STATED EXERCISE — Update every item so that "screenshot" reads "screen capture", keeping all other text unchanged. Leave the pictures out of your answer.

RECORDED INFORMATION —
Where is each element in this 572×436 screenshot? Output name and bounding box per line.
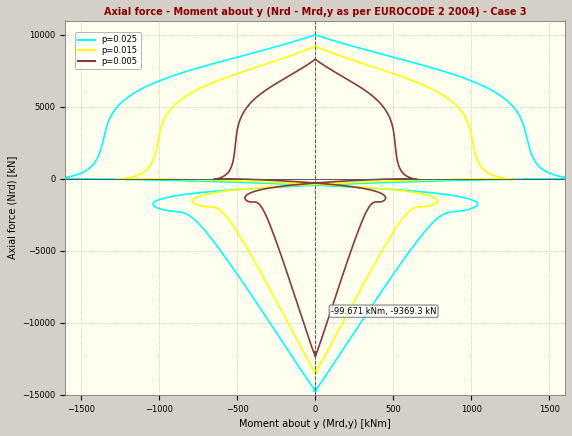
X-axis label: Moment about y (Mrd,y) [kNm]: Moment about y (Mrd,y) [kNm] [240, 419, 391, 429]
Y-axis label: Axial force (Nrd) [kN]: Axial force (Nrd) [kN] [7, 156, 17, 259]
Legend: p=0.025, p=0.015, p=0.005: p=0.025, p=0.015, p=0.005 [74, 32, 141, 69]
Text: -99.671 kNm, -9369.3 kN: -99.671 kNm, -9369.3 kN [331, 307, 436, 316]
Title: Axial force - Moment about y (Nrd - Mrd,y as per EUROCODE 2 2004) - Case 3: Axial force - Moment about y (Nrd - Mrd,… [104, 7, 527, 17]
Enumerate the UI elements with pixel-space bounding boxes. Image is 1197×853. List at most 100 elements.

OUTPUT FOR THIS EXERCISE —
Where is each element in this 572×436 screen capture? Output name and bounding box per line.
X-axis label: Moment about y (Mrd,y) [kNm]: Moment about y (Mrd,y) [kNm] [240, 419, 391, 429]
Y-axis label: Axial force (Nrd) [kN]: Axial force (Nrd) [kN] [7, 156, 17, 259]
Legend: p=0.025, p=0.015, p=0.005: p=0.025, p=0.015, p=0.005 [74, 32, 141, 69]
Text: -99.671 kNm, -9369.3 kN: -99.671 kNm, -9369.3 kN [331, 307, 436, 316]
Title: Axial force - Moment about y (Nrd - Mrd,y as per EUROCODE 2 2004) - Case 3: Axial force - Moment about y (Nrd - Mrd,… [104, 7, 527, 17]
Enumerate the UI elements with pixel-space bounding boxes. Image is 1197×853. List at most 100 elements.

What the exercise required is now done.